- WHAT YOU ARE ASKED TO DO: Exclude the pictures and retype the entries as written.
.....
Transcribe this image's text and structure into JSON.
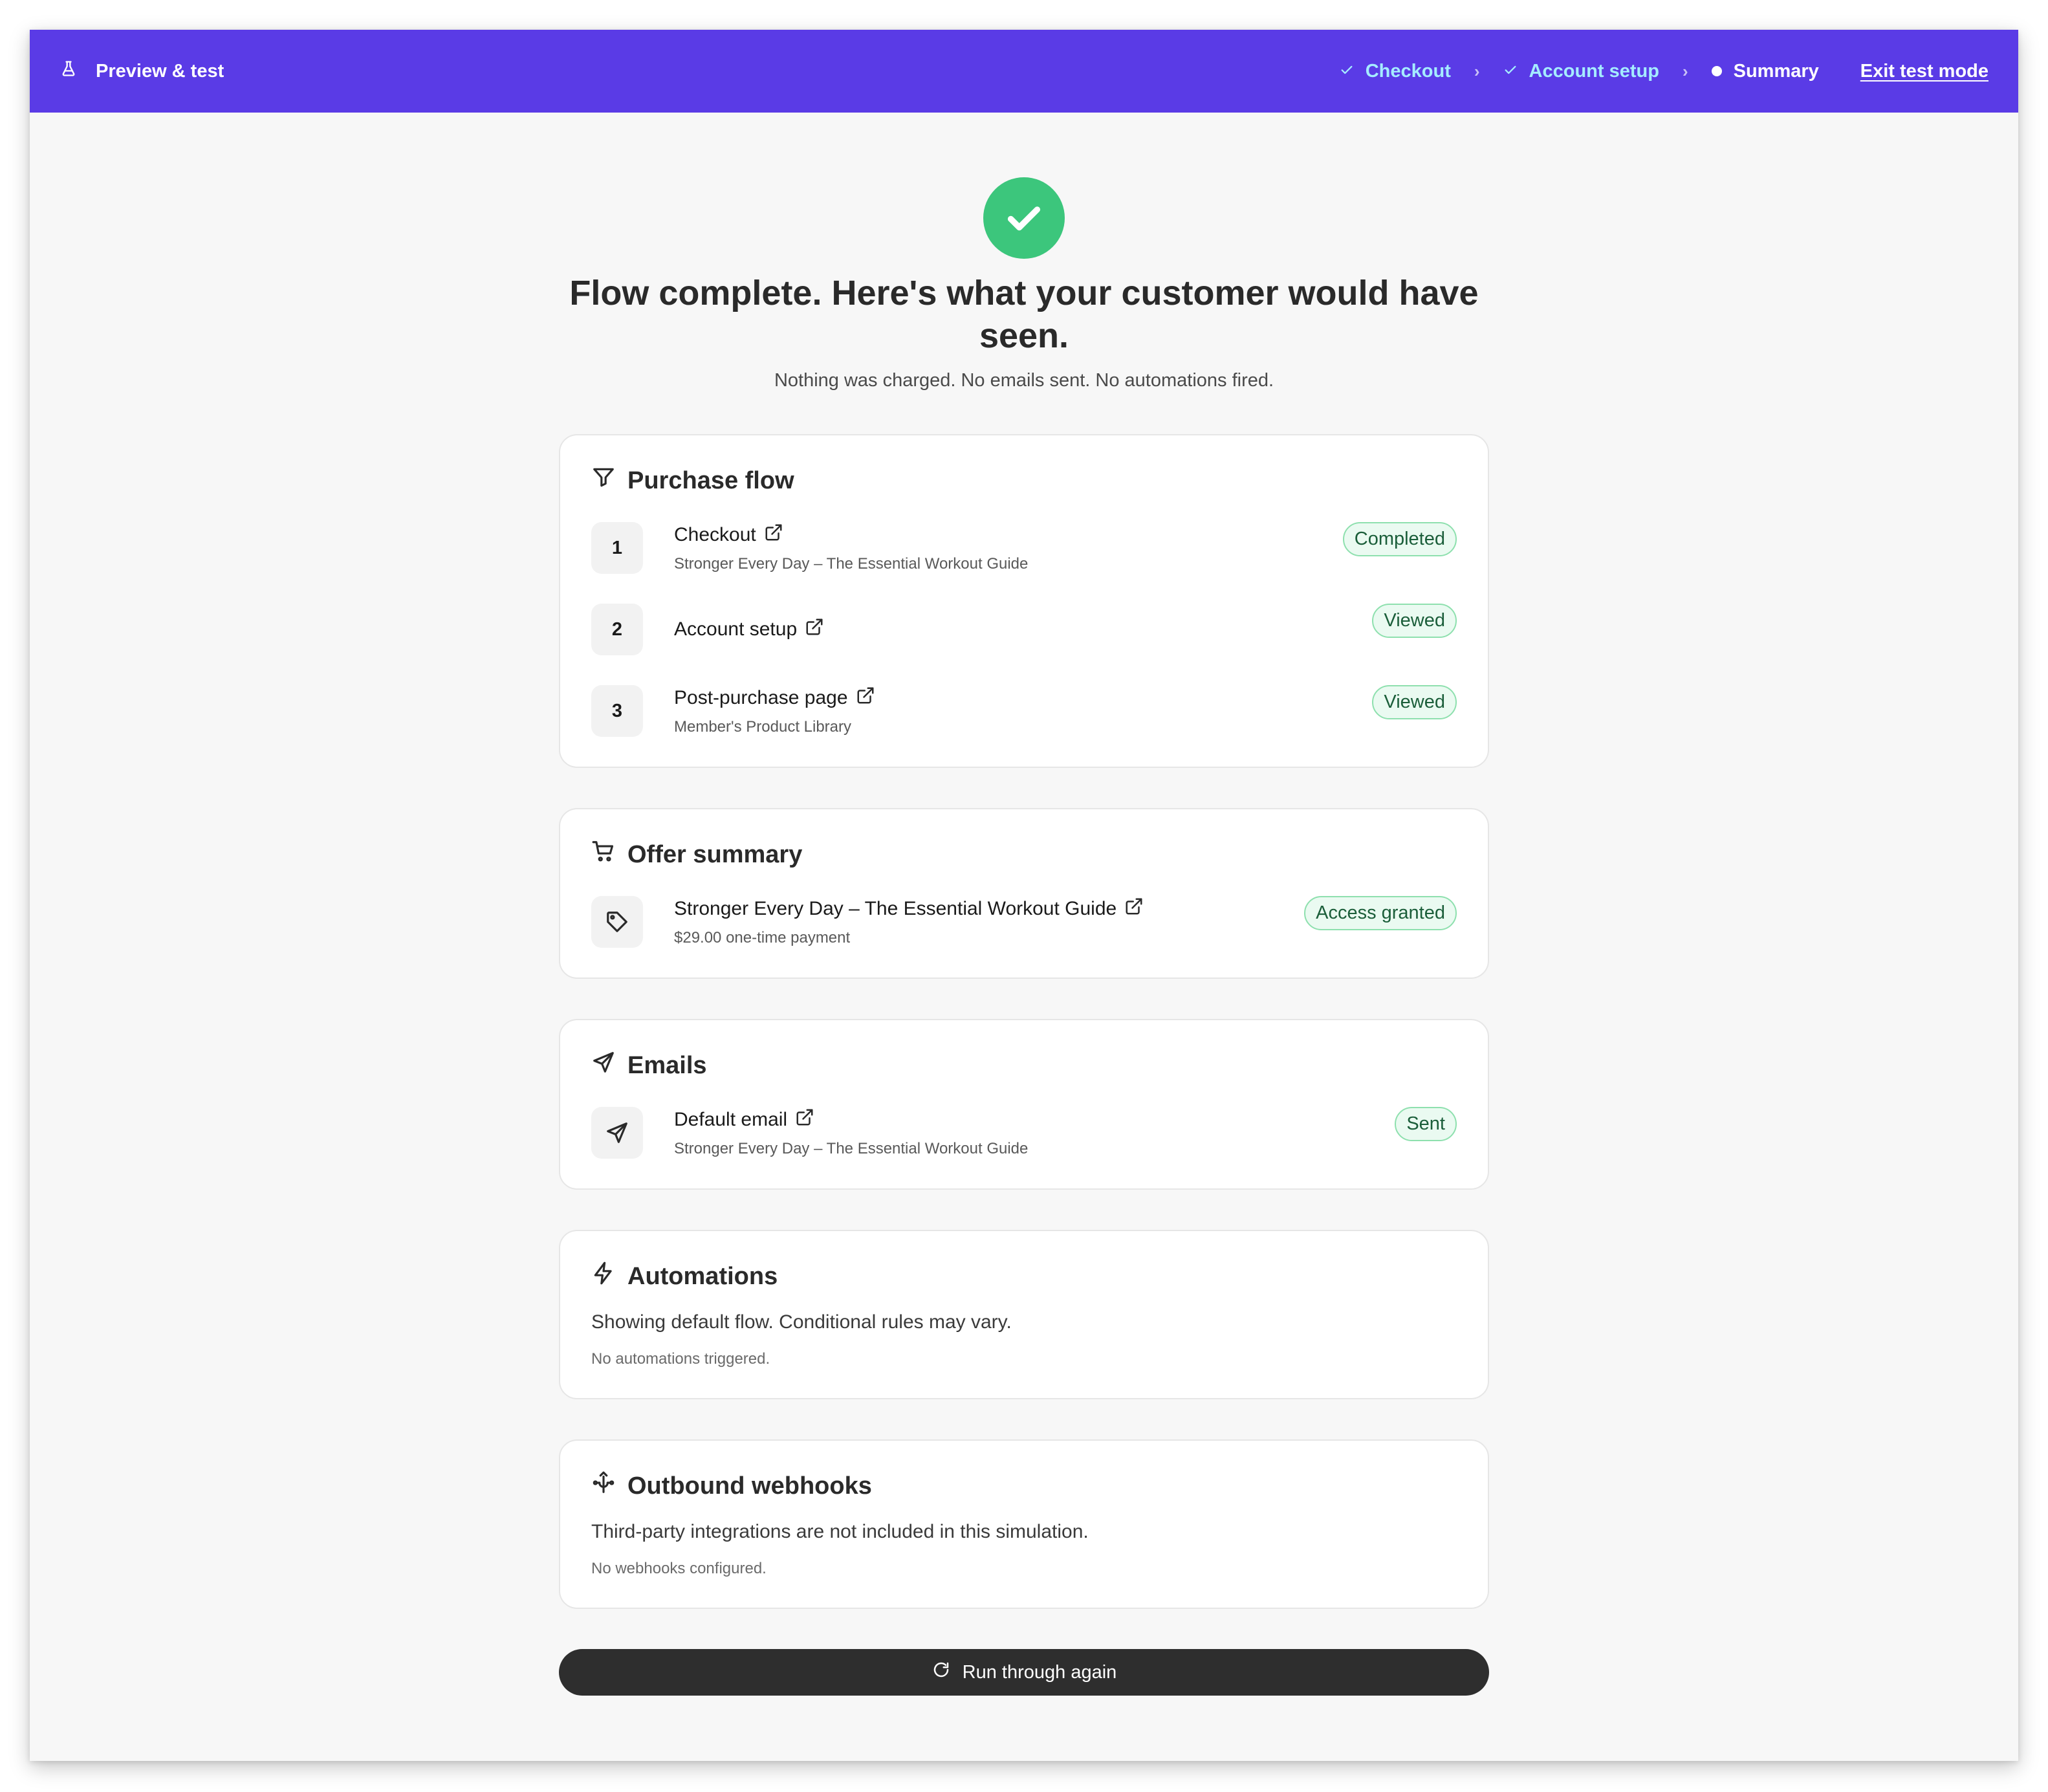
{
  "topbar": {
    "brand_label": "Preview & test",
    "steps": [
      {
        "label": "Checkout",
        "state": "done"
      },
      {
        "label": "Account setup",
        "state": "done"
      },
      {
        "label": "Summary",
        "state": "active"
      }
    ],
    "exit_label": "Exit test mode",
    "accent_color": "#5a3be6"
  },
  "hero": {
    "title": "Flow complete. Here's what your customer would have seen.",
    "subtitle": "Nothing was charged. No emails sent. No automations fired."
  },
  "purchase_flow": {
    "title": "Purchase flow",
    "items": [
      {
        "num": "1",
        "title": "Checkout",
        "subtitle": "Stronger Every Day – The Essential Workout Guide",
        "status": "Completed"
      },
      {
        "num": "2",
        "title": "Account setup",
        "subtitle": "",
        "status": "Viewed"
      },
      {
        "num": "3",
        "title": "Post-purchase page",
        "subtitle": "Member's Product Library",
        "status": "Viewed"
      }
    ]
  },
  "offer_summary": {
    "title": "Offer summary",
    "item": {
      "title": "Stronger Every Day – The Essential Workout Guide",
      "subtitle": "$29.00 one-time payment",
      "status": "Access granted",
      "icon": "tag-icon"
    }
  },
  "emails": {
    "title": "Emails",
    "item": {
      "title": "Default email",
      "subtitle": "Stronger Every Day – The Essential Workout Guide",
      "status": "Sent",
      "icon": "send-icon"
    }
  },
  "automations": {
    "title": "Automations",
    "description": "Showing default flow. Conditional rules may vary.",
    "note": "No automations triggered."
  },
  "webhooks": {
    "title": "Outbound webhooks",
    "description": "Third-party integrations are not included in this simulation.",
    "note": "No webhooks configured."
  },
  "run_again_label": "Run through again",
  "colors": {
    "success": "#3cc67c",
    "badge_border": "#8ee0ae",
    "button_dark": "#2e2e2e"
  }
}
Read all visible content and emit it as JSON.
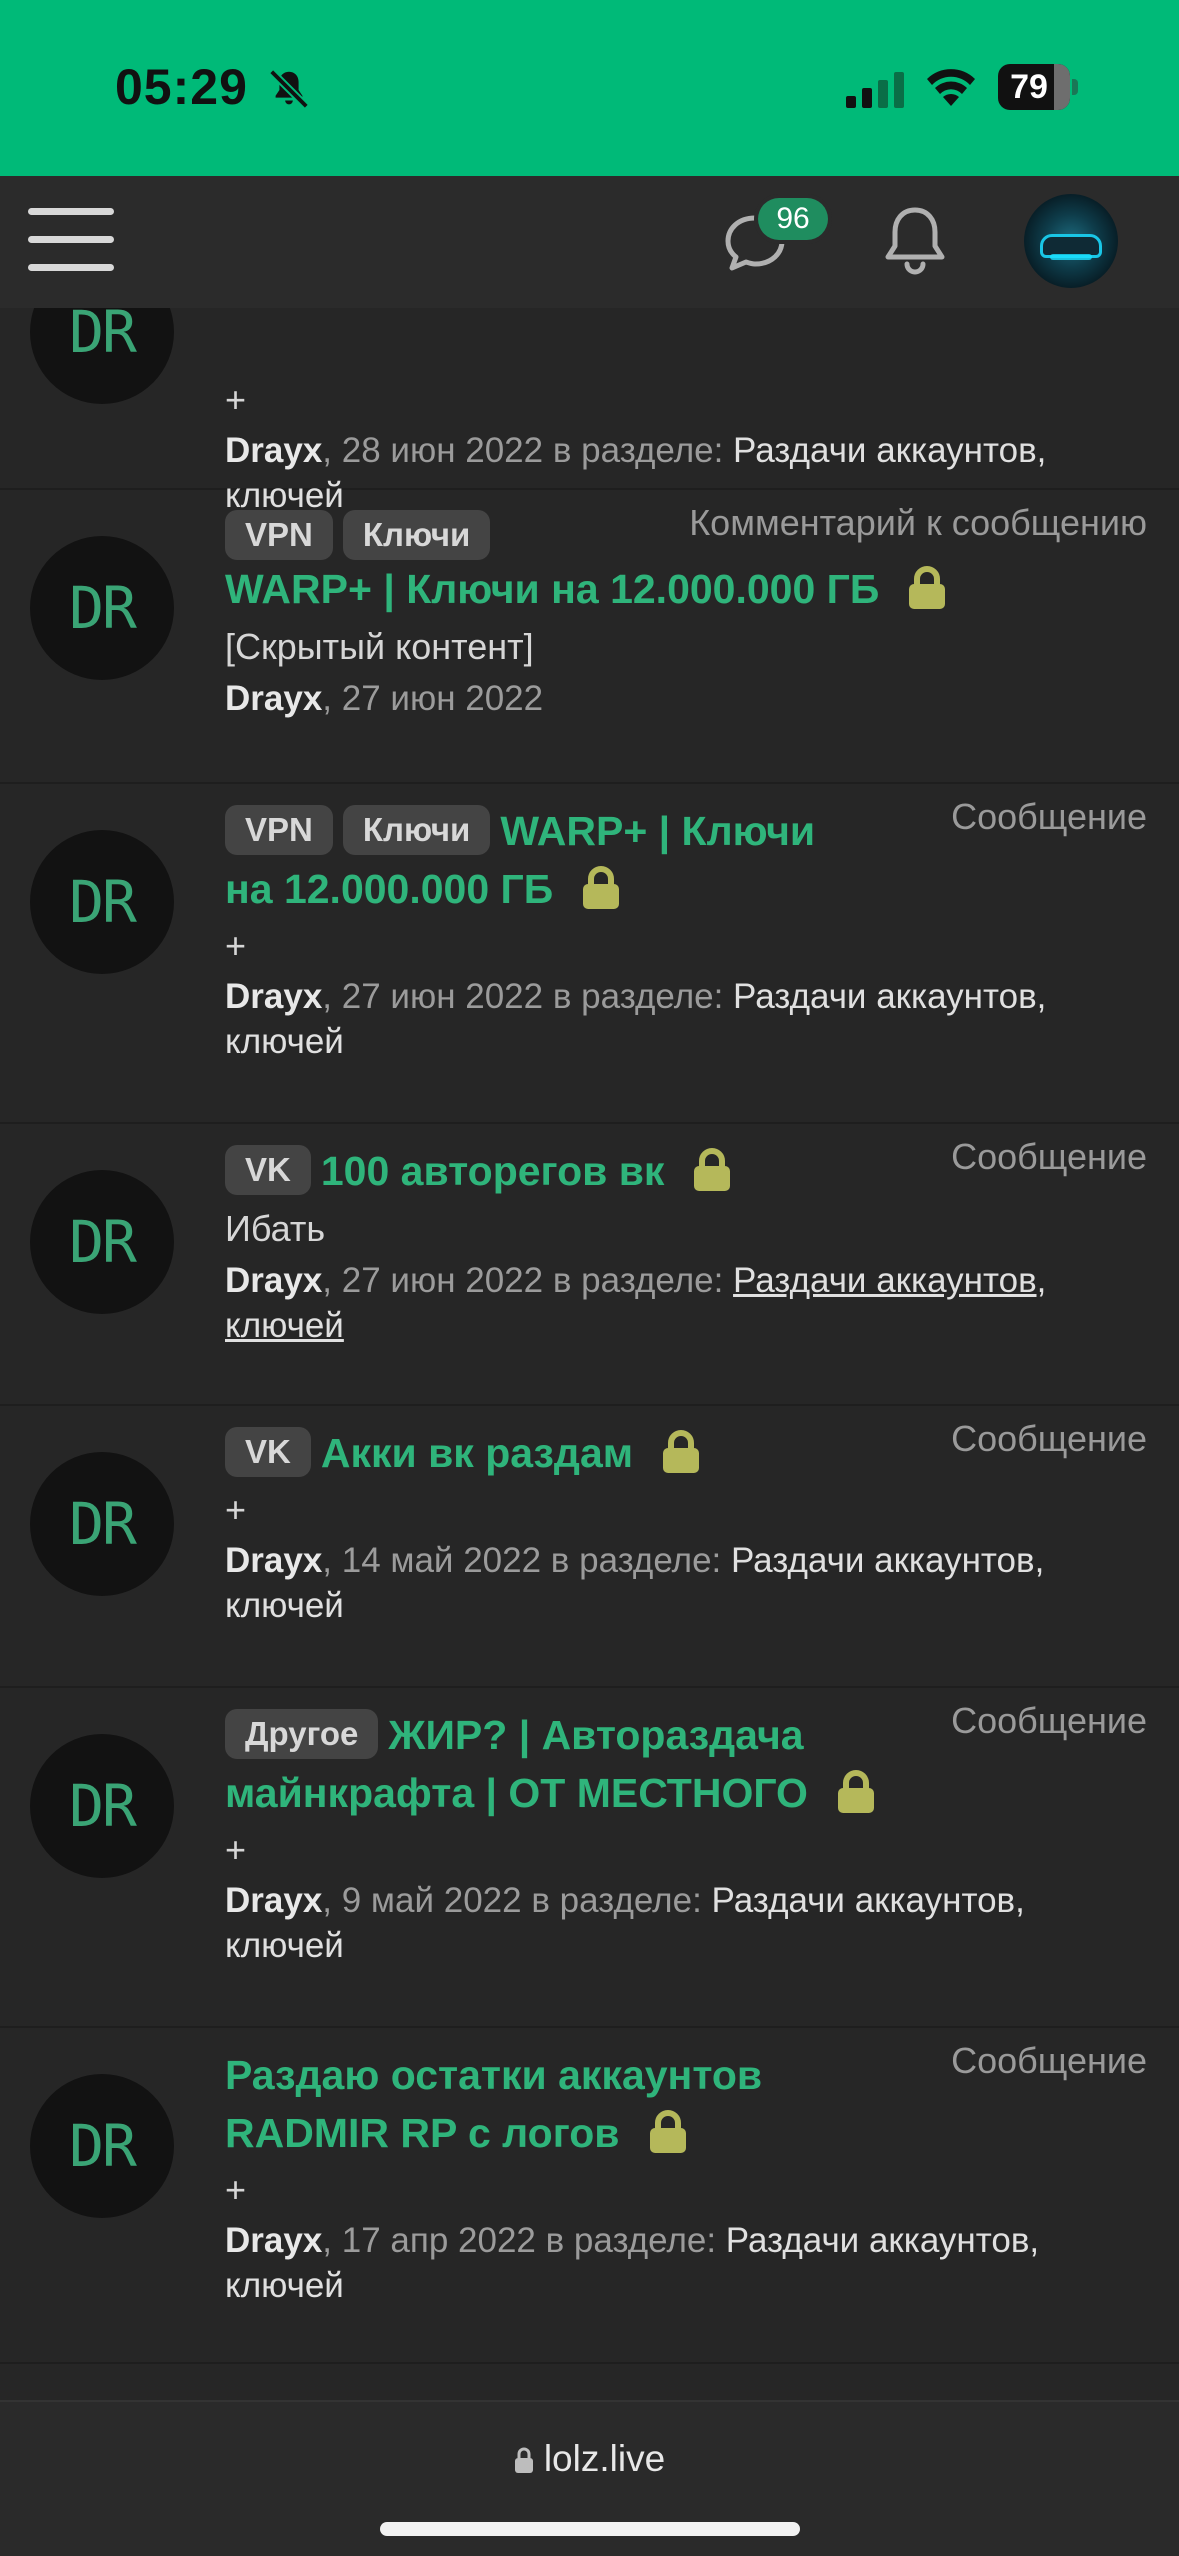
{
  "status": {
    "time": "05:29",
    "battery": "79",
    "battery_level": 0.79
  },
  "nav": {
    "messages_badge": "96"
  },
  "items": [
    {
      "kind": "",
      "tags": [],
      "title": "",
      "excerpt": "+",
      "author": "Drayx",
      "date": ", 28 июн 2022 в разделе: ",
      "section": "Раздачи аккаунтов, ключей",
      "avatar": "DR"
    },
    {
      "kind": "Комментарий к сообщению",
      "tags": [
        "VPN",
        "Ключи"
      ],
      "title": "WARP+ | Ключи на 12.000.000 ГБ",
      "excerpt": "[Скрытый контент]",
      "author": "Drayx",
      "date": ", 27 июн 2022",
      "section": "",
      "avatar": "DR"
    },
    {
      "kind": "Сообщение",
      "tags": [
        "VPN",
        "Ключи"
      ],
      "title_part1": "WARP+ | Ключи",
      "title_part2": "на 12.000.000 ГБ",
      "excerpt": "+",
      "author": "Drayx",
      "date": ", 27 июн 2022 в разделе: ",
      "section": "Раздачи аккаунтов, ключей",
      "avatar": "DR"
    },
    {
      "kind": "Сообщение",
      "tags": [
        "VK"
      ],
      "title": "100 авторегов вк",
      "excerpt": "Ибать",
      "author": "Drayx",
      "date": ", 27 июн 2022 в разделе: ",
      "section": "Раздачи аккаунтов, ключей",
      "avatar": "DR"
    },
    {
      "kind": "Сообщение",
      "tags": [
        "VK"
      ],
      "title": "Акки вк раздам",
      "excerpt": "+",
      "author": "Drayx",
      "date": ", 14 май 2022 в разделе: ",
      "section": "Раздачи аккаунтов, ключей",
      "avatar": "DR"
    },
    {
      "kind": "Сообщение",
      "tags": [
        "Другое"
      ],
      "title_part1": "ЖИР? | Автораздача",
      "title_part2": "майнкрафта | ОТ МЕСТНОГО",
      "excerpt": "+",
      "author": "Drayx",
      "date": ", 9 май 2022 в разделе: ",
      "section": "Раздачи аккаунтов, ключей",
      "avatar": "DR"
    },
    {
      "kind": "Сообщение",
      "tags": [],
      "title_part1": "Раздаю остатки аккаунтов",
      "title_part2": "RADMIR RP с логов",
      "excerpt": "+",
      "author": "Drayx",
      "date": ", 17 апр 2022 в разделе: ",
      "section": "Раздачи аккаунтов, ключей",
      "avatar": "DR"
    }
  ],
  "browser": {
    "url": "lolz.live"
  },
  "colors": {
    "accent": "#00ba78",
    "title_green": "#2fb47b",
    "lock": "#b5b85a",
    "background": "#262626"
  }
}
.....
- TASK RESULT:
Transcribe this image's text and structure into JSON.
{
  "topbar": {
    "brand_label": "Preview & test",
    "steps": [
      {
        "label": "Checkout",
        "state": "done"
      },
      {
        "label": "Account setup",
        "state": "done"
      },
      {
        "label": "Summary",
        "state": "active"
      }
    ],
    "exit_label": "Exit test mode",
    "accent_color": "#5a3be6"
  },
  "hero": {
    "title": "Flow complete. Here's what your customer would have seen.",
    "subtitle": "Nothing was charged. No emails sent. No automations fired."
  },
  "purchase_flow": {
    "title": "Purchase flow",
    "items": [
      {
        "num": "1",
        "title": "Checkout",
        "subtitle": "Stronger Every Day – The Essential Workout Guide",
        "status": "Completed"
      },
      {
        "num": "2",
        "title": "Account setup",
        "subtitle": "",
        "status": "Viewed"
      },
      {
        "num": "3",
        "title": "Post-purchase page",
        "subtitle": "Member's Product Library",
        "status": "Viewed"
      }
    ]
  },
  "offer_summary": {
    "title": "Offer summary",
    "item": {
      "title": "Stronger Every Day – The Essential Workout Guide",
      "subtitle": "$29.00 one-time payment",
      "status": "Access granted",
      "icon": "tag-icon"
    }
  },
  "emails": {
    "title": "Emails",
    "item": {
      "title": "Default email",
      "subtitle": "Stronger Every Day – The Essential Workout Guide",
      "status": "Sent",
      "icon": "send-icon"
    }
  },
  "automations": {
    "title": "Automations",
    "description": "Showing default flow. Conditional rules may vary.",
    "note": "No automations triggered."
  },
  "webhooks": {
    "title": "Outbound webhooks",
    "description": "Third-party integrations are not included in this simulation.",
    "note": "No webhooks configured."
  },
  "run_again_label": "Run through again",
  "colors": {
    "success": "#3cc67c",
    "badge_border": "#8ee0ae",
    "button_dark": "#2e2e2e"
  }
}
Read all visible content and emit it as JSON.
{
  "status": {
    "time": "05:29",
    "battery": "79",
    "battery_level": 0.79
  },
  "nav": {
    "messages_badge": "96"
  },
  "items": [
    {
      "kind": "",
      "tags": [],
      "title": "",
      "excerpt": "+",
      "author": "Drayx",
      "date": ", 28 июн 2022 в разделе: ",
      "section": "Раздачи аккаунтов, ключей",
      "avatar": "DR"
    },
    {
      "kind": "Комментарий к сообщению",
      "tags": [
        "VPN",
        "Ключи"
      ],
      "title": "WARP+ | Ключи на 12.000.000 ГБ",
      "excerpt": "[Скрытый контент]",
      "author": "Drayx",
      "date": ", 27 июн 2022",
      "section": "",
      "avatar": "DR"
    },
    {
      "kind": "Сообщение",
      "tags": [
        "VPN",
        "Ключи"
      ],
      "title_part1": "WARP+ | Ключи",
      "title_part2": "на 12.000.000 ГБ",
      "excerpt": "+",
      "author": "Drayx",
      "date": ", 27 июн 2022 в разделе: ",
      "section": "Раздачи аккаунтов, ключей",
      "avatar": "DR"
    },
    {
      "kind": "Сообщение",
      "tags": [
        "VK"
      ],
      "title": "100 авторегов вк",
      "excerpt": "Ибать",
      "author": "Drayx",
      "date": ", 27 июн 2022 в разделе: ",
      "section": "Раздачи аккаунтов, ключей",
      "avatar": "DR"
    },
    {
      "kind": "Сообщение",
      "tags": [
        "VK"
      ],
      "title": "Акки вк раздам",
      "excerpt": "+",
      "author": "Drayx",
      "date": ", 14 май 2022 в разделе: ",
      "section": "Раздачи аккаунтов, ключей",
      "avatar": "DR"
    },
    {
      "kind": "Сообщение",
      "tags": [
        "Другое"
      ],
      "title_part1": "ЖИР? | Автораздача",
      "title_part2": "майнкрафта | ОТ МЕСТНОГО",
      "excerpt": "+",
      "author": "Drayx",
      "date": ", 9 май 2022 в разделе: ",
      "section": "Раздачи аккаунтов, ключей",
      "avatar": "DR"
    },
    {
      "kind": "Сообщение",
      "tags": [],
      "title_part1": "Раздаю остатки аккаунтов",
      "title_part2": "RADMIR RP с логов",
      "excerpt": "+",
      "author": "Drayx",
      "date": ", 17 апр 2022 в разделе: ",
      "section": "Раздачи аккаунтов, ключей",
      "avatar": "DR"
    }
  ],
  "browser": {
    "url": "lolz.live"
  },
  "colors": {
    "accent": "#00ba78",
    "title_green": "#2fb47b",
    "lock": "#b5b85a",
    "background": "#262626"
  }
}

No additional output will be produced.